*Direction*
Copy out, word for word, the full passage below about TensorFlow and PyTorch, without any of the material that follows it.

# start of Reading text

So TensorFlow and pytorch, for example, they are very efficient libraries, they are just using Python as a glue language to glue together parts from CUDA and cuDNN, which are libraries for NVIDIA graphics cards and other low level c plus plus code, which is nice, because then Python is not really a big bottleneck, because you have only Python for executing lower level more efficient code. However, the problem with that is it's very difficult to develop your custom code. Let's say I want to develop my custom convolutional layer, for example, and digging into the c plus plus code or CUDA code, it is really difficult, it would be great to untangle this again a little bit to have something that is maybe not requiring a person to understand low level code, but to be able to somehow develop machine learning systems using simple language, but then a simple programming language, but then also being able to make custom modifications to it while still having an efficient thing that is 1 1 of the challenges as well, because pytorch is evolving and TensorFlow as well. But also, the code base becomes more and more complex. I was recently digging into for example, just finding out how the weights are initialized and every iteration of the software library, it's harder to find the code that is doing something.

# end of Reading text
# start of Given information

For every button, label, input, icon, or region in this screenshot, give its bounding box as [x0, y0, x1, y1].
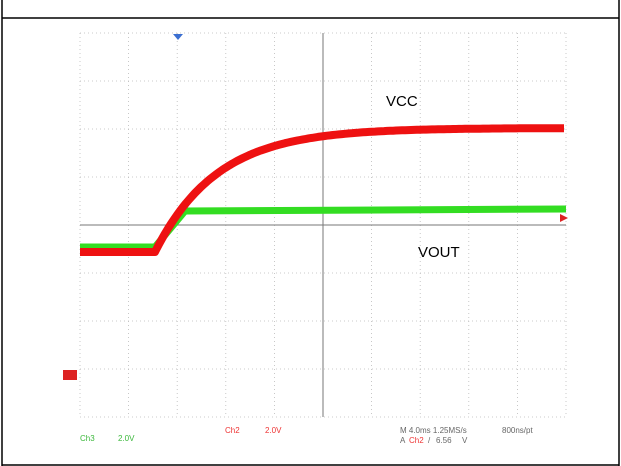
ch2-label: Ch2 — [225, 426, 240, 435]
ch2-scale: 2.0V — [265, 426, 282, 435]
ch3-scale: 2.0V — [118, 434, 135, 443]
trigger-slope: / — [428, 436, 431, 445]
traces — [80, 124, 567, 256]
trigger-level-marker — [560, 214, 568, 222]
timebase: M 4.0ms 1.25MS/s — [400, 426, 467, 435]
vout-label: VOUT — [418, 244, 460, 261]
trigger-source: Ch2 — [409, 436, 424, 445]
trigger-position-marker — [173, 34, 183, 40]
vcc-label: VCC — [386, 93, 418, 110]
trigger-mode: A — [400, 436, 406, 445]
resolution: 800ns/pt — [502, 426, 533, 435]
channel-marker — [63, 370, 77, 380]
vcc-trace — [80, 124, 565, 256]
scope-grid — [79, 32, 567, 418]
trigger-unit: V — [462, 436, 468, 445]
trigger-level: 6.56 — [436, 436, 452, 445]
ch3-label: Ch3 — [80, 434, 95, 443]
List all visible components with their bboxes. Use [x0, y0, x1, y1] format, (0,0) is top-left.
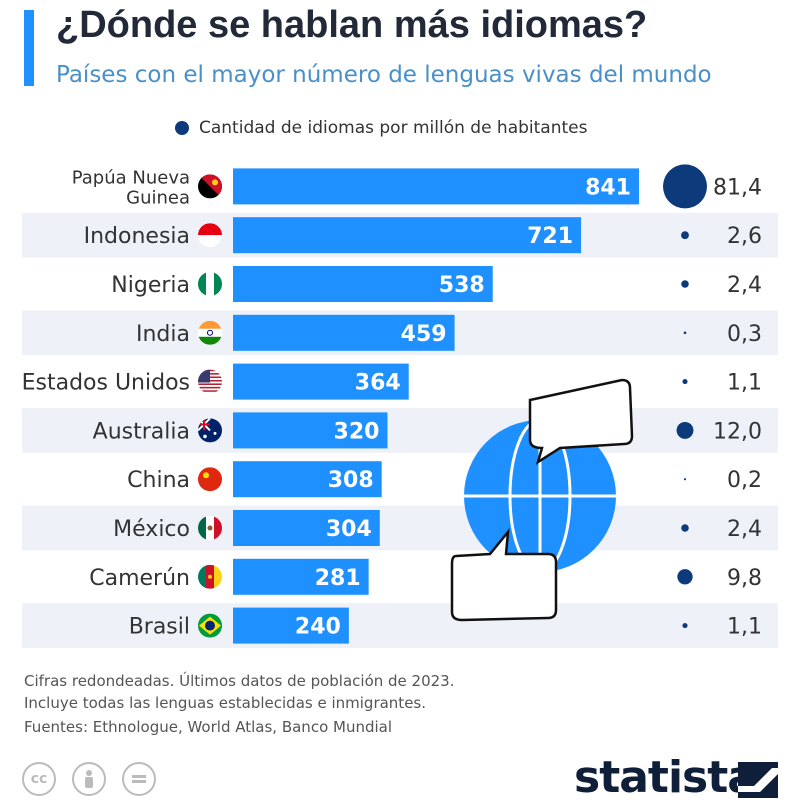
bar-value-label: 308 — [328, 468, 374, 493]
flag-nigeria-icon — [198, 272, 222, 296]
ratio-value-label: 1,1 — [727, 615, 762, 640]
bar-value-label: 240 — [295, 615, 341, 640]
bar — [233, 363, 409, 400]
ratio-value-label: 2,6 — [727, 224, 762, 249]
bar-value-label: 304 — [326, 517, 372, 542]
cc-icon[interactable]: cc — [22, 762, 56, 796]
flag-indonesia-icon — [198, 223, 222, 248]
bar — [233, 217, 582, 254]
globe-with-speech-bubbles-icon — [450, 378, 634, 622]
category-label: Indonesia — [84, 224, 190, 249]
bar — [233, 266, 493, 302]
category-label: Camerún — [89, 566, 190, 591]
bar — [233, 607, 349, 644]
ratio-value-label: 0,3 — [727, 322, 762, 347]
bar-row: India 459 0,3 — [22, 310, 778, 356]
flag-australia-icon — [198, 418, 222, 443]
category-label: China — [127, 468, 190, 493]
ratio-dot — [683, 331, 687, 335]
ratio-dot — [683, 478, 687, 481]
category-label: México — [113, 517, 190, 542]
category-label: Australia — [93, 419, 190, 444]
flag-usa-icon — [198, 369, 222, 394]
ratio-value-label: 2,4 — [727, 517, 762, 542]
attribution-icon[interactable] — [72, 762, 106, 796]
footnote-sources: Fuentes: Ethnologue, World Atlas, Banco … — [24, 718, 393, 736]
bar-row: China 308 0,2 — [127, 461, 762, 498]
flag-papua-new-guinea-icon — [198, 174, 222, 199]
chart-subtitle: Países con el mayor número de lenguas vi… — [56, 62, 712, 88]
bar-row: Australia 320 12,0 — [22, 408, 778, 453]
bar-value-label: 364 — [355, 371, 401, 396]
category-label: Papúa Nueva — [72, 167, 190, 188]
ratio-dot — [676, 421, 694, 439]
bar — [233, 461, 382, 498]
statista-logo[interactable]: statista — [574, 752, 757, 803]
ratio-value-label: 1,1 — [727, 371, 762, 396]
bar-value-label: 841 — [585, 175, 631, 200]
ratio-value-label: 2,4 — [727, 273, 762, 298]
ratio-dot — [677, 569, 693, 585]
bar — [233, 412, 388, 449]
bar-row: Indonesia 721 2,6 — [22, 212, 778, 258]
legend: Cantidad de idiomas por millón de habita… — [175, 118, 587, 138]
bar — [233, 314, 455, 351]
ratio-dot — [681, 280, 689, 288]
category-label: Estados Unidos — [22, 371, 190, 396]
legend-label: Cantidad de idiomas por millón de habita… — [199, 118, 588, 138]
row-stripe — [22, 408, 778, 453]
category-label: Guinea — [126, 187, 190, 208]
bar-row: Camerún 281 9,8 — [89, 558, 762, 595]
bar — [233, 558, 369, 595]
bar-value-label: 281 — [315, 566, 361, 591]
bar — [233, 168, 639, 205]
flag-india-icon — [198, 320, 222, 345]
ratio-value-label: 81,4 — [713, 175, 762, 200]
row-stripe — [22, 603, 778, 648]
bar-value-label: 721 — [527, 224, 573, 249]
category-label: Nigeria — [111, 273, 190, 298]
flag-china-icon — [198, 467, 222, 492]
no-derivatives-icon[interactable] — [122, 762, 156, 796]
flag-mexico-icon — [198, 516, 222, 540]
footnote-1: Cifras redondeadas. Últimos datos de pob… — [24, 672, 455, 690]
chart-title: ¿Dónde se hablan más idiomas? — [56, 4, 648, 46]
statista-logo-mark-icon — [738, 762, 778, 798]
flag-cameroon-icon — [198, 564, 222, 589]
ratio-dot — [681, 231, 689, 240]
ratio-value-label: 0,2 — [727, 468, 762, 493]
bar-row: Brasil 240 1,1 — [22, 603, 778, 648]
flag-brazil-icon — [198, 613, 222, 638]
legend-dot-icon — [175, 121, 189, 135]
row-stripe — [22, 505, 778, 551]
ratio-value-label: 12,0 — [713, 419, 762, 444]
bar — [233, 510, 380, 546]
bar-value-label: 459 — [401, 322, 447, 347]
ratio-dot — [682, 379, 688, 385]
ratio-dot — [682, 623, 688, 629]
bar-row: México 304 2,4 — [22, 505, 778, 551]
ratio-value-label: 9,8 — [727, 566, 762, 591]
ratio-dot — [663, 164, 707, 209]
bar-row: Estados Unidos 364 1,1 — [22, 363, 762, 400]
footnote-2: Incluye todas las lenguas establecidas e… — [24, 694, 427, 712]
bar-value-label: 538 — [439, 273, 485, 298]
category-label: India — [136, 322, 190, 347]
bar-value-label: 320 — [334, 419, 380, 444]
ratio-dot — [681, 524, 689, 532]
category-label: Brasil — [129, 615, 190, 640]
title-accent-bar — [24, 10, 34, 86]
bar-row: Nigeria 538 2,4 — [111, 266, 762, 302]
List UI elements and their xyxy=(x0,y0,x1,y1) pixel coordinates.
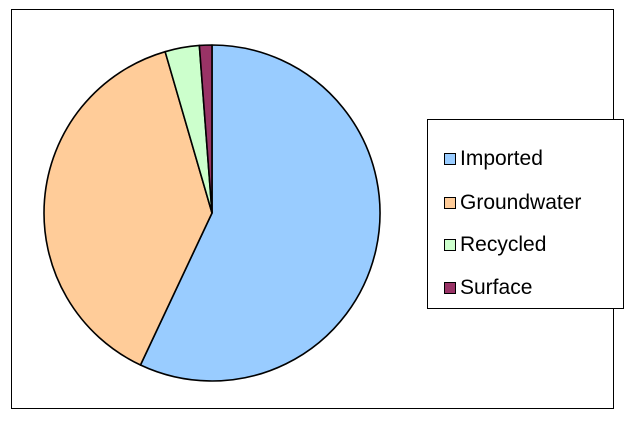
pie-slice-groundwater xyxy=(43,50,213,366)
chart-area: Imported Groundwater Recycled Surface xyxy=(11,9,624,409)
legend-label-recycled: Recycled xyxy=(460,233,547,256)
legend-swatch-surface xyxy=(444,282,456,294)
pie-slice-imported xyxy=(139,44,381,382)
legend-label-imported: Imported xyxy=(460,147,543,170)
legend-swatch-recycled xyxy=(444,239,456,251)
legend-label-surface: Surface xyxy=(460,276,533,299)
legend-item-recycled: Recycled xyxy=(444,232,546,258)
legend-item-surface: Surface xyxy=(444,275,532,301)
legend-label-groundwater: Groundwater xyxy=(460,191,582,214)
legend-item-imported: Imported xyxy=(444,146,543,172)
legend-swatch-imported xyxy=(444,153,456,165)
legend: Imported Groundwater Recycled Surface xyxy=(427,119,624,309)
pie-slice-surface xyxy=(198,44,213,214)
legend-item-groundwater: Groundwater xyxy=(444,190,581,216)
pie-chart xyxy=(43,44,381,382)
legend-swatch-groundwater xyxy=(444,197,456,209)
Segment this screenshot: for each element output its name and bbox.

# end of Given information

*Full response*
So TensorFlow and pytorch, for example, they are very efficient libraries, they are just using Python as a glue language to glue together parts from CUDA and cuDNN, which are libraries for NVIDIA graphics cards and other low level c plus plus code, which is nice, because then Python is not really a big bottleneck, because you have only Python for executing lower level more efficient code. However, the problem with that is it's very difficult to develop your custom code. Let's say I want to develop my custom convolutional layer, for example, and digging into the c plus plus code or CUDA code, it is really difficult, it would be great to untangle this again a little bit to have something that is maybe not requiring a person to understand low level code, but to be able to somehow develop machine learning systems using simple language, but then a simple programming language, but then also being able to make custom modifications to it while still having an efficient thing that is 1 1 of the challenges as well, because pytorch is evolving and TensorFlow as well. But also, the code base becomes more and more complex. I was recently digging into for example, just finding out how the weights are initialized and every iteration of the software library, it's harder to find the code that is doing something.